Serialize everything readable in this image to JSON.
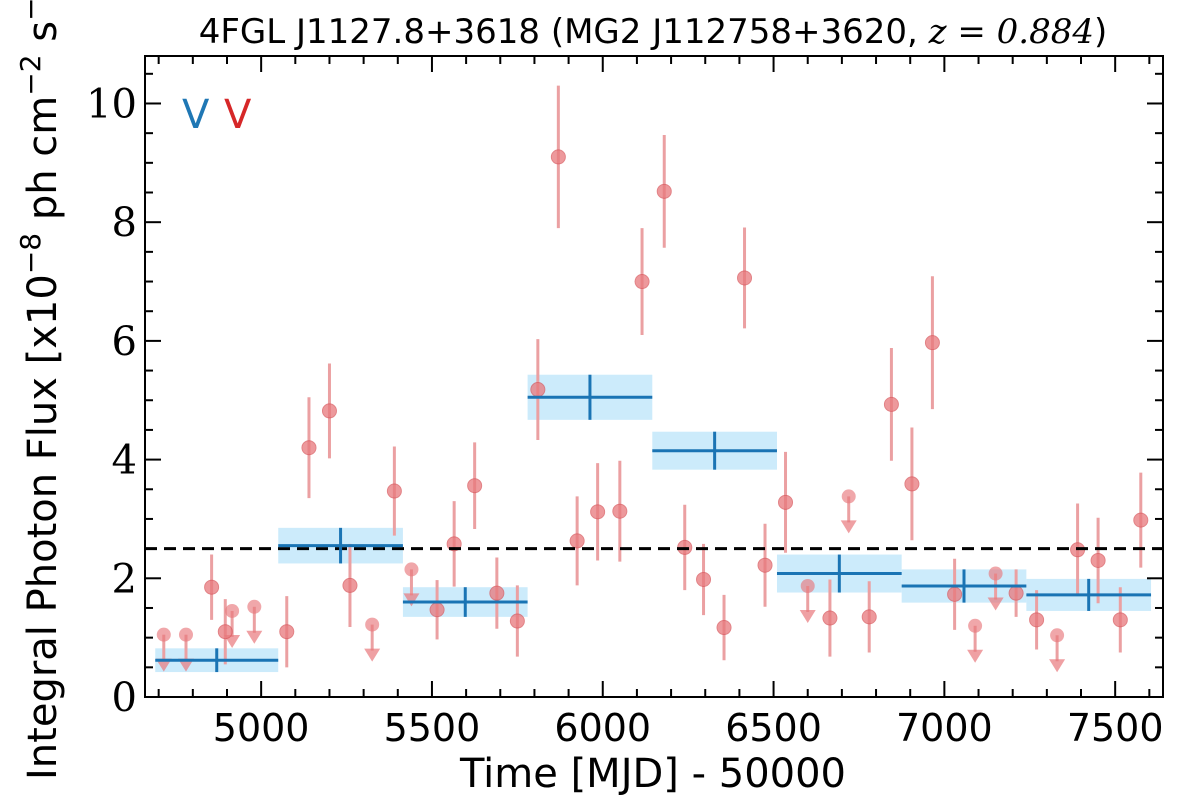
{
  "chart_data": {
    "type": "scatter",
    "title": "4FGL J1127.8+3618 (MG2 J112758+3620, ",
    "title_z": "z = 0.884",
    "title_end": ")",
    "xlabel": "Time [MJD] - 50000",
    "ylabel": "Integral Photon Flux [x10",
    "ylabel_exp1": "−8",
    "ylabel_mid": " ph cm",
    "ylabel_exp2": "−2",
    "ylabel_s": " s",
    "ylabel_exp3": "−1",
    "ylabel_end": "]",
    "xlim": [
      4660,
      7640
    ],
    "ylim": [
      0,
      10.8
    ],
    "xticks": [
      5000,
      5500,
      6000,
      6500,
      7000,
      7500
    ],
    "xtick_labels": [
      "5000",
      "5500",
      "6000",
      "6500",
      "7000",
      "7500"
    ],
    "yticks": [
      0,
      2,
      4,
      6,
      8,
      10
    ],
    "ytick_labels": [
      "0",
      "2",
      "4",
      "6",
      "8",
      "10"
    ],
    "minor_x_step": 100,
    "minor_y_step": 0.5,
    "grid": false,
    "reference_line": {
      "y": 2.5,
      "style": "dashed",
      "color": "#000000"
    },
    "markers": [
      {
        "text": "V",
        "color": "#1f77b4"
      },
      {
        "text": "V",
        "color": "#d62728"
      }
    ],
    "colors": {
      "fine_points": "#e8787c",
      "fine_errorbars": "#eba0a2",
      "coarse_bins": "#1a74b4",
      "coarse_band": "#ccebfb"
    },
    "series": [
      {
        "marker": "circle",
        "points": [
          {
            "x": 4855,
            "y": 1.85,
            "err": 0.55
          },
          {
            "x": 4895,
            "y": 1.1,
            "err": 0.55
          },
          {
            "x": 5075,
            "y": 1.1,
            "err": 0.6
          },
          {
            "x": 5140,
            "y": 4.2,
            "err": 0.85
          },
          {
            "x": 5200,
            "y": 4.82,
            "err": 0.8
          },
          {
            "x": 5260,
            "y": 1.88,
            "err": 0.7
          },
          {
            "x": 5390,
            "y": 3.47,
            "err": 0.75
          },
          {
            "x": 5515,
            "y": 1.47,
            "err": 0.5
          },
          {
            "x": 5565,
            "y": 2.58,
            "err": 0.72
          },
          {
            "x": 5625,
            "y": 3.56,
            "err": 0.73
          },
          {
            "x": 5690,
            "y": 1.75,
            "err": 0.6
          },
          {
            "x": 5750,
            "y": 1.28,
            "err": 0.6
          },
          {
            "x": 5810,
            "y": 5.18,
            "err": 0.85
          },
          {
            "x": 5870,
            "y": 9.1,
            "err": 1.2
          },
          {
            "x": 5925,
            "y": 2.63,
            "err": 0.75
          },
          {
            "x": 5985,
            "y": 3.12,
            "err": 0.82
          },
          {
            "x": 6050,
            "y": 3.13,
            "err": 0.85
          },
          {
            "x": 6115,
            "y": 7.0,
            "err": 0.9
          },
          {
            "x": 6180,
            "y": 8.52,
            "err": 0.95
          },
          {
            "x": 6240,
            "y": 2.52,
            "err": 0.72
          },
          {
            "x": 6295,
            "y": 1.98,
            "err": 0.6
          },
          {
            "x": 6355,
            "y": 1.17,
            "err": 0.55
          },
          {
            "x": 6415,
            "y": 7.06,
            "err": 0.85
          },
          {
            "x": 6475,
            "y": 2.22,
            "err": 0.7
          },
          {
            "x": 6535,
            "y": 3.28,
            "err": 0.85
          },
          {
            "x": 6665,
            "y": 1.33,
            "err": 0.65
          },
          {
            "x": 6780,
            "y": 1.35,
            "err": 0.6
          },
          {
            "x": 6845,
            "y": 4.93,
            "err": 0.95
          },
          {
            "x": 6905,
            "y": 3.59,
            "err": 0.95
          },
          {
            "x": 6965,
            "y": 5.97,
            "err": 1.12
          },
          {
            "x": 7030,
            "y": 1.73,
            "err": 0.6
          },
          {
            "x": 7210,
            "y": 1.75,
            "err": 0.4
          },
          {
            "x": 7270,
            "y": 1.3,
            "err": 0.5
          },
          {
            "x": 7390,
            "y": 2.48,
            "err": 0.78
          },
          {
            "x": 7450,
            "y": 2.3,
            "err": 0.72
          },
          {
            "x": 7515,
            "y": 1.3,
            "err": 0.55
          },
          {
            "x": 7575,
            "y": 2.98,
            "err": 0.8
          }
        ]
      },
      {
        "marker": "upper_limit",
        "points": [
          {
            "x": 4715,
            "y": 1.05
          },
          {
            "x": 4780,
            "y": 1.05
          },
          {
            "x": 4915,
            "y": 1.45
          },
          {
            "x": 4980,
            "y": 1.52
          },
          {
            "x": 5325,
            "y": 1.22
          },
          {
            "x": 5440,
            "y": 2.15
          },
          {
            "x": 6600,
            "y": 1.87
          },
          {
            "x": 6720,
            "y": 3.38
          },
          {
            "x": 7090,
            "y": 1.2
          },
          {
            "x": 7150,
            "y": 2.08
          },
          {
            "x": 7330,
            "y": 1.04
          }
        ]
      },
      {
        "marker": "bin",
        "points": [
          {
            "x0": 4690,
            "x1": 5050,
            "y": 0.62,
            "err": 0.2
          },
          {
            "x0": 5050,
            "x1": 5415,
            "y": 2.55,
            "err": 0.3
          },
          {
            "x0": 5415,
            "x1": 5780,
            "y": 1.6,
            "err": 0.25
          },
          {
            "x0": 5780,
            "x1": 6145,
            "y": 5.05,
            "err": 0.38
          },
          {
            "x0": 6145,
            "x1": 6510,
            "y": 4.15,
            "err": 0.32
          },
          {
            "x0": 6510,
            "x1": 6875,
            "y": 2.08,
            "err": 0.32
          },
          {
            "x0": 6875,
            "x1": 7240,
            "y": 1.87,
            "err": 0.28
          },
          {
            "x0": 7240,
            "x1": 7605,
            "y": 1.72,
            "err": 0.27
          }
        ]
      }
    ]
  }
}
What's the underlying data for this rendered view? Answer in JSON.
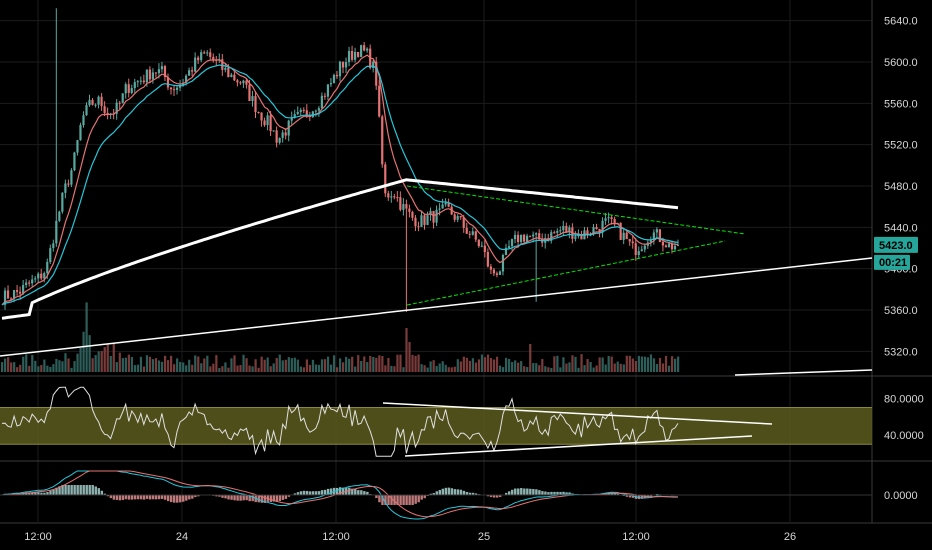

• TO DO
The entries above are to be returned exactly, without their pictures.

• SOLUTION FOR THIS EXERCISE
Serialize everything readable in this image to JSON.
{
  "chart_data": {
    "type": "scatter",
    "title": "4FGL J1127.8+3618 (MG2 J112758+3620, ",
    "title_z": "z = 0.884",
    "title_end": ")",
    "xlabel": "Time [MJD] - 50000",
    "ylabel": "Integral Photon Flux [x10",
    "ylabel_exp1": "−8",
    "ylabel_mid": " ph cm",
    "ylabel_exp2": "−2",
    "ylabel_s": " s",
    "ylabel_exp3": "−1",
    "ylabel_end": "]",
    "xlim": [
      4660,
      7640
    ],
    "ylim": [
      0,
      10.8
    ],
    "xticks": [
      5000,
      5500,
      6000,
      6500,
      7000,
      7500
    ],
    "xtick_labels": [
      "5000",
      "5500",
      "6000",
      "6500",
      "7000",
      "7500"
    ],
    "yticks": [
      0,
      2,
      4,
      6,
      8,
      10
    ],
    "ytick_labels": [
      "0",
      "2",
      "4",
      "6",
      "8",
      "10"
    ],
    "minor_x_step": 100,
    "minor_y_step": 0.5,
    "grid": false,
    "reference_line": {
      "y": 2.5,
      "style": "dashed",
      "color": "#000000"
    },
    "markers": [
      {
        "text": "V",
        "color": "#1f77b4"
      },
      {
        "text": "V",
        "color": "#d62728"
      }
    ],
    "colors": {
      "fine_points": "#e8787c",
      "fine_errorbars": "#eba0a2",
      "coarse_bins": "#1a74b4",
      "coarse_band": "#ccebfb"
    },
    "series": [
      {
        "marker": "circle",
        "points": [
          {
            "x": 4855,
            "y": 1.85,
            "err": 0.55
          },
          {
            "x": 4895,
            "y": 1.1,
            "err": 0.55
          },
          {
            "x": 5075,
            "y": 1.1,
            "err": 0.6
          },
          {
            "x": 5140,
            "y": 4.2,
            "err": 0.85
          },
          {
            "x": 5200,
            "y": 4.82,
            "err": 0.8
          },
          {
            "x": 5260,
            "y": 1.88,
            "err": 0.7
          },
          {
            "x": 5390,
            "y": 3.47,
            "err": 0.75
          },
          {
            "x": 5515,
            "y": 1.47,
            "err": 0.5
          },
          {
            "x": 5565,
            "y": 2.58,
            "err": 0.72
          },
          {
            "x": 5625,
            "y": 3.56,
            "err": 0.73
          },
          {
            "x": 5690,
            "y": 1.75,
            "err": 0.6
          },
          {
            "x": 5750,
            "y": 1.28,
            "err": 0.6
          },
          {
            "x": 5810,
            "y": 5.18,
            "err": 0.85
          },
          {
            "x": 5870,
            "y": 9.1,
            "err": 1.2
          },
          {
            "x": 5925,
            "y": 2.63,
            "err": 0.75
          },
          {
            "x": 5985,
            "y": 3.12,
            "err": 0.82
          },
          {
            "x": 6050,
            "y": 3.13,
            "err": 0.85
          },
          {
            "x": 6115,
            "y": 7.0,
            "err": 0.9
          },
          {
            "x": 6180,
            "y": 8.52,
            "err": 0.95
          },
          {
            "x": 6240,
            "y": 2.52,
            "err": 0.72
          },
          {
            "x": 6295,
            "y": 1.98,
            "err": 0.6
          },
          {
            "x": 6355,
            "y": 1.17,
            "err": 0.55
          },
          {
            "x": 6415,
            "y": 7.06,
            "err": 0.85
          },
          {
            "x": 6475,
            "y": 2.22,
            "err": 0.7
          },
          {
            "x": 6535,
            "y": 3.28,
            "err": 0.85
          },
          {
            "x": 6665,
            "y": 1.33,
            "err": 0.65
          },
          {
            "x": 6780,
            "y": 1.35,
            "err": 0.6
          },
          {
            "x": 6845,
            "y": 4.93,
            "err": 0.95
          },
          {
            "x": 6905,
            "y": 3.59,
            "err": 0.95
          },
          {
            "x": 6965,
            "y": 5.97,
            "err": 1.12
          },
          {
            "x": 7030,
            "y": 1.73,
            "err": 0.6
          },
          {
            "x": 7210,
            "y": 1.75,
            "err": 0.4
          },
          {
            "x": 7270,
            "y": 1.3,
            "err": 0.5
          },
          {
            "x": 7390,
            "y": 2.48,
            "err": 0.78
          },
          {
            "x": 7450,
            "y": 2.3,
            "err": 0.72
          },
          {
            "x": 7515,
            "y": 1.3,
            "err": 0.55
          },
          {
            "x": 7575,
            "y": 2.98,
            "err": 0.8
          }
        ]
      },
      {
        "marker": "upper_limit",
        "points": [
          {
            "x": 4715,
            "y": 1.05
          },
          {
            "x": 4780,
            "y": 1.05
          },
          {
            "x": 4915,
            "y": 1.45
          },
          {
            "x": 4980,
            "y": 1.52
          },
          {
            "x": 5325,
            "y": 1.22
          },
          {
            "x": 5440,
            "y": 2.15
          },
          {
            "x": 6600,
            "y": 1.87
          },
          {
            "x": 6720,
            "y": 3.38
          },
          {
            "x": 7090,
            "y": 1.2
          },
          {
            "x": 7150,
            "y": 2.08
          },
          {
            "x": 7330,
            "y": 1.04
          }
        ]
      },
      {
        "marker": "bin",
        "points": [
          {
            "x0": 4690,
            "x1": 5050,
            "y": 0.62,
            "err": 0.2
          },
          {
            "x0": 5050,
            "x1": 5415,
            "y": 2.55,
            "err": 0.3
          },
          {
            "x0": 5415,
            "x1": 5780,
            "y": 1.6,
            "err": 0.25
          },
          {
            "x0": 5780,
            "x1": 6145,
            "y": 5.05,
            "err": 0.38
          },
          {
            "x0": 6145,
            "x1": 6510,
            "y": 4.15,
            "err": 0.32
          },
          {
            "x0": 6510,
            "x1": 6875,
            "y": 2.08,
            "err": 0.32
          },
          {
            "x0": 6875,
            "x1": 7240,
            "y": 1.87,
            "err": 0.28
          },
          {
            "x0": 7240,
            "x1": 7605,
            "y": 1.72,
            "err": 0.27
          }
        ]
      }
    ]
  }
}
What's the underlying data for this rendered view? Answer in JSON.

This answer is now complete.